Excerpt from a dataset
■ ■ ■ ■

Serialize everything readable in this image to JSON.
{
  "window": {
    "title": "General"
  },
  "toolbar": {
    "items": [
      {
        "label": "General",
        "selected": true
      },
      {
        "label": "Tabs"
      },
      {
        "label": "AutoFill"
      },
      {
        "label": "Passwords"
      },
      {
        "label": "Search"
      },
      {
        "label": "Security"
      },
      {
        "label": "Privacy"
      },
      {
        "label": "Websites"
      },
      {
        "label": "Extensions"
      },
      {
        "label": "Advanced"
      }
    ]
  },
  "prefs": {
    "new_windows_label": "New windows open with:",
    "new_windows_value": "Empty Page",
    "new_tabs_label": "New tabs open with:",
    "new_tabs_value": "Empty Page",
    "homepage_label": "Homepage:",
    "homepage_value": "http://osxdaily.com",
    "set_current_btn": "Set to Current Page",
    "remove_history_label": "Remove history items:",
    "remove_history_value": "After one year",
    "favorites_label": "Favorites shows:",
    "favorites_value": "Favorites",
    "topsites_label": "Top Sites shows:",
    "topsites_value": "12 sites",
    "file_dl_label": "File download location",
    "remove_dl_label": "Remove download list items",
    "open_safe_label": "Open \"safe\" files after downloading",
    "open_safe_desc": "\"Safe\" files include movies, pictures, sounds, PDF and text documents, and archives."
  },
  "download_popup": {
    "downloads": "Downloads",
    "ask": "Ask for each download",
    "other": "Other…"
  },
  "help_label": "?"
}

■ ■ ■ ■

▸ **Directions for this task**:
Reproduce every line above without error.

▸ **Result of the task**:
Serialize everything readable in this image to JSON.
{
  "window": {
    "title": "General"
  },
  "toolbar": {
    "items": [
      {
        "label": "General",
        "selected": true
      },
      {
        "label": "Tabs"
      },
      {
        "label": "AutoFill"
      },
      {
        "label": "Passwords"
      },
      {
        "label": "Search"
      },
      {
        "label": "Security"
      },
      {
        "label": "Privacy"
      },
      {
        "label": "Websites"
      },
      {
        "label": "Extensions"
      },
      {
        "label": "Advanced"
      }
    ]
  },
  "prefs": {
    "new_windows_label": "New windows open with:",
    "new_windows_value": "Empty Page",
    "new_tabs_label": "New tabs open with:",
    "new_tabs_value": "Empty Page",
    "homepage_label": "Homepage:",
    "homepage_value": "http://osxdaily.com",
    "set_current_btn": "Set to Current Page",
    "remove_history_label": "Remove history items:",
    "remove_history_value": "After one year",
    "favorites_label": "Favorites shows:",
    "favorites_value": "Favorites",
    "topsites_label": "Top Sites shows:",
    "topsites_value": "12 sites",
    "file_dl_label": "File download location",
    "remove_dl_label": "Remove download list items",
    "open_safe_label": "Open \"safe\" files after downloading",
    "open_safe_desc": "\"Safe\" files include movies, pictures, sounds, PDF and text documents, and archives."
  },
  "download_popup": {
    "downloads": "Downloads",
    "ask": "Ask for each download",
    "other": "Other…"
  },
  "help_label": "?"
}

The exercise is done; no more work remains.